- [Stored entries]
[Start]

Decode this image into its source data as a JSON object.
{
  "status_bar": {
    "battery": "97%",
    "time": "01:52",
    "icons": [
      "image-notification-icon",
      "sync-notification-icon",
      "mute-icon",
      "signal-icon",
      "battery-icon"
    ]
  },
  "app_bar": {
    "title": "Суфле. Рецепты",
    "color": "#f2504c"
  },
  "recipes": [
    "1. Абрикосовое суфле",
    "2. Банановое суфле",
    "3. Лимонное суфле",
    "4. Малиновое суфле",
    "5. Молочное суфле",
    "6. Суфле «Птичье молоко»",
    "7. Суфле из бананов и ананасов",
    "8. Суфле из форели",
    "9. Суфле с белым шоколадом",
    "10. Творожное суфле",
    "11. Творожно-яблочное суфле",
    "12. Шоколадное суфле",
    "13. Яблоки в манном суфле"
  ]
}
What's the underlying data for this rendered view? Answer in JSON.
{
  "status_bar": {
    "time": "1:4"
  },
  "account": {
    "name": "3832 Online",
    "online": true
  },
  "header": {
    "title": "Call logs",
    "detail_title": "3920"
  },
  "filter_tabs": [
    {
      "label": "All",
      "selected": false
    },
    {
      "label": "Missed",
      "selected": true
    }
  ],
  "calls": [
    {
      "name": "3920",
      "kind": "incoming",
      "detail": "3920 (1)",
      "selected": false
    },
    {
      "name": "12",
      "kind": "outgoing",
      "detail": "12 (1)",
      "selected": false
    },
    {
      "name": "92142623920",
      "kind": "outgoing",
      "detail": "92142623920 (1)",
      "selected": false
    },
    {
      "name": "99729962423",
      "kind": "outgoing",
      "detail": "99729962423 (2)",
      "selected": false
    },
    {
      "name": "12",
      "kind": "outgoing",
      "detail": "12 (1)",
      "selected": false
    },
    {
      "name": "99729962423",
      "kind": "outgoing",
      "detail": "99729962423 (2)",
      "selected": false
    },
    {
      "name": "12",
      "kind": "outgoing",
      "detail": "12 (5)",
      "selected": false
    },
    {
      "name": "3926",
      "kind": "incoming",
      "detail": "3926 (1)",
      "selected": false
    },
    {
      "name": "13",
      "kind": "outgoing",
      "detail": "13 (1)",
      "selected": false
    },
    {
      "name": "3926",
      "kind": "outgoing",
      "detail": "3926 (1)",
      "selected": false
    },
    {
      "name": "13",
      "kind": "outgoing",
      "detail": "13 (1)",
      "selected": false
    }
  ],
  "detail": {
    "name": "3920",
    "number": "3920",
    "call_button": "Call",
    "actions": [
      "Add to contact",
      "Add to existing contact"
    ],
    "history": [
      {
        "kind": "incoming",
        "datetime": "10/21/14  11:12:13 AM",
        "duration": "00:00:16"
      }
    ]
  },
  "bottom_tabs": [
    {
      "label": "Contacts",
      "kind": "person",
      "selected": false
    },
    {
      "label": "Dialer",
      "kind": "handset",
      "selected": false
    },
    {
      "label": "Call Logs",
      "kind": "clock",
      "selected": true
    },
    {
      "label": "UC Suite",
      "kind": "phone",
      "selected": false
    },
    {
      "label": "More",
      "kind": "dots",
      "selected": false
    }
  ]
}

[End]

Return the full listing, character for character.

- [Output below]
Decode this image into its source data as a JSON object.
{
  "status_bar": {
    "battery": "97%",
    "time": "01:52",
    "icons": [
      "image-notification-icon",
      "sync-notification-icon",
      "mute-icon",
      "signal-icon",
      "battery-icon"
    ]
  },
  "app_bar": {
    "title": "Суфле. Рецепты",
    "color": "#f2504c"
  },
  "recipes": [
    "1. Абрикосовое суфле",
    "2. Банановое суфле",
    "3. Лимонное суфле",
    "4. Малиновое суфле",
    "5. Молочное суфле",
    "6. Суфле «Птичье молоко»",
    "7. Суфле из бананов и ананасов",
    "8. Суфле из форели",
    "9. Суфле с белым шоколадом",
    "10. Творожное суфле",
    "11. Творожно-яблочное суфле",
    "12. Шоколадное суфле",
    "13. Яблоки в манном суфле"
  ]
}
What's the underlying data for this rendered view? Answer in JSON.
{
  "status_bar": {
    "time": "1:4"
  },
  "account": {
    "name": "3832 Online",
    "online": true
  },
  "header": {
    "title": "Call logs",
    "detail_title": "3920"
  },
  "filter_tabs": [
    {
      "label": "All",
      "selected": false
    },
    {
      "label": "Missed",
      "selected": true
    }
  ],
  "calls": [
    {
      "name": "3920",
      "kind": "incoming",
      "detail": "3920 (1)",
      "selected": false
    },
    {
      "name": "12",
      "kind": "outgoing",
      "detail": "12 (1)",
      "selected": false
    },
    {
      "name": "92142623920",
      "kind": "outgoing",
      "detail": "92142623920 (1)",
      "selected": false
    },
    {
      "name": "99729962423",
      "kind": "outgoing",
      "detail": "99729962423 (2)",
      "selected": false
    },
    {
      "name": "12",
      "kind": "outgoing",
      "detail": "12 (1)",
      "selected": false
    },
    {
      "name": "99729962423",
      "kind": "outgoing",
      "detail": "99729962423 (2)",
      "selected": false
    },
    {
      "name": "12",
      "kind": "outgoing",
      "detail": "12 (5)",
      "selected": false
    },
    {
      "name": "3926",
      "kind": "incoming",
      "detail": "3926 (1)",
      "selected": false
    },
    {
      "name": "13",
      "kind": "outgoing",
      "detail": "13 (1)",
      "selected": false
    },
    {
      "name": "3926",
      "kind": "outgoing",
      "detail": "3926 (1)",
      "selected": false
    },
    {
      "name": "13",
      "kind": "outgoing",
      "detail": "13 (1)",
      "selected": false
    }
  ],
  "detail": {
    "name": "3920",
    "number": "3920",
    "call_button": "Call",
    "actions": [
      "Add to contact",
      "Add to existing contact"
    ],
    "history": [
      {
        "kind": "incoming",
        "datetime": "10/21/14  11:12:13 AM",
        "duration": "00:00:16"
      }
    ]
  },
  "bottom_tabs": [
    {
      "label": "Contacts",
      "kind": "person",
      "selected": false
    },
    {
      "label": "Dialer",
      "kind": "handset",
      "selected": false
    },
    {
      "label": "Call Logs",
      "kind": "clock",
      "selected": true
    },
    {
      "label": "UC Suite",
      "kind": "phone",
      "selected": false
    },
    {
      "label": "More",
      "kind": "dots",
      "selected": false
    }
  ]
}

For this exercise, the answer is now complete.